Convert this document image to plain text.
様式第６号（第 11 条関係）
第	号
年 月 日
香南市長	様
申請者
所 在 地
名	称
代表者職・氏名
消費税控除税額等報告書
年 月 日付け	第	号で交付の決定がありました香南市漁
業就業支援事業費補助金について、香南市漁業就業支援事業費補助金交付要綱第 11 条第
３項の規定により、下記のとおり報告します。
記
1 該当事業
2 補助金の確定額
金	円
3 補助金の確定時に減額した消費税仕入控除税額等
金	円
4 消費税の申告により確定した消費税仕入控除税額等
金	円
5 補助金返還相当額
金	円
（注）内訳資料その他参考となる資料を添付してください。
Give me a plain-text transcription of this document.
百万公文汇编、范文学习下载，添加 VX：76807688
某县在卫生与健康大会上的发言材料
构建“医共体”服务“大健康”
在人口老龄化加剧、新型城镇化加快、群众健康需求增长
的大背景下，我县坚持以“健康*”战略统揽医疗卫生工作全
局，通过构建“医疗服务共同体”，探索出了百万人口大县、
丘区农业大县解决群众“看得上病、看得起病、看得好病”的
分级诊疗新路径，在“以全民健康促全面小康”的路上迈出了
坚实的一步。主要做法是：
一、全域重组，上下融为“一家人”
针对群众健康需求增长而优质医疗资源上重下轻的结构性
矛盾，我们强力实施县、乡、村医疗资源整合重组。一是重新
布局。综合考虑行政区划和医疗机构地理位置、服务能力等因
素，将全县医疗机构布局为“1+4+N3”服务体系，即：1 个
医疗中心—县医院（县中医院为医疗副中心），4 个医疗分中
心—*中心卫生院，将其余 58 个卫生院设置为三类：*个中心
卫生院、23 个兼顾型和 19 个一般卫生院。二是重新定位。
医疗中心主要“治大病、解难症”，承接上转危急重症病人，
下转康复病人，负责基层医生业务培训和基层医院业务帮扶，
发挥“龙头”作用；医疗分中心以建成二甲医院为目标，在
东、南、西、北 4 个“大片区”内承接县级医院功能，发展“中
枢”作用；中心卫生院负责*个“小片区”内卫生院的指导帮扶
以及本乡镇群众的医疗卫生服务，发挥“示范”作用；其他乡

- [WRITTEN PROBLEM]
Retype all of the data shown above, word for word.

- [EXERCISE ANSWER]
Convert this document image to plain text.
様式第６号（第 11 条関係）
第	号
年 月 日
香南市長	様
申請者
所 在 地
名	称
代表者職・氏名
消費税控除税額等報告書
年 月 日付け	第	号で交付の決定がありました香南市漁
業就業支援事業費補助金について、香南市漁業就業支援事業費補助金交付要綱第 11 条第
３項の規定により、下記のとおり報告します。
記
1 該当事業
2 補助金の確定額
金	円
3 補助金の確定時に減額した消費税仕入控除税額等
金	円
4 消費税の申告により確定した消費税仕入控除税額等
金	円
5 補助金返還相当額
金	円
（注）内訳資料その他参考となる資料を添付してください。
Give me a plain-text transcription of this document.
百万公文汇编、范文学习下载，添加 VX：76807688
某县在卫生与健康大会上的发言材料
构建“医共体”服务“大健康”
在人口老龄化加剧、新型城镇化加快、群众健康需求增长
的大背景下，我县坚持以“健康*”战略统揽医疗卫生工作全
局，通过构建“医疗服务共同体”，探索出了百万人口大县、
丘区农业大县解决群众“看得上病、看得起病、看得好病”的
分级诊疗新路径，在“以全民健康促全面小康”的路上迈出了
坚实的一步。主要做法是：
一、全域重组，上下融为“一家人”
针对群众健康需求增长而优质医疗资源上重下轻的结构性
矛盾，我们强力实施县、乡、村医疗资源整合重组。一是重新
布局。综合考虑行政区划和医疗机构地理位置、服务能力等因
素，将全县医疗机构布局为“1+4+N3”服务体系，即：1 个
医疗中心—县医院（县中医院为医疗副中心），4 个医疗分中
心—*中心卫生院，将其余 58 个卫生院设置为三类：*个中心
卫生院、23 个兼顾型和 19 个一般卫生院。二是重新定位。
医疗中心主要“治大病、解难症”，承接上转危急重症病人，
下转康复病人，负责基层医生业务培训和基层医院业务帮扶，
发挥“龙头”作用；医疗分中心以建成二甲医院为目标，在
东、南、西、北 4 个“大片区”内承接县级医院功能，发展“中
枢”作用；中心卫生院负责*个“小片区”内卫生院的指导帮扶
以及本乡镇群众的医疗卫生服务，发挥“示范”作用；其他乡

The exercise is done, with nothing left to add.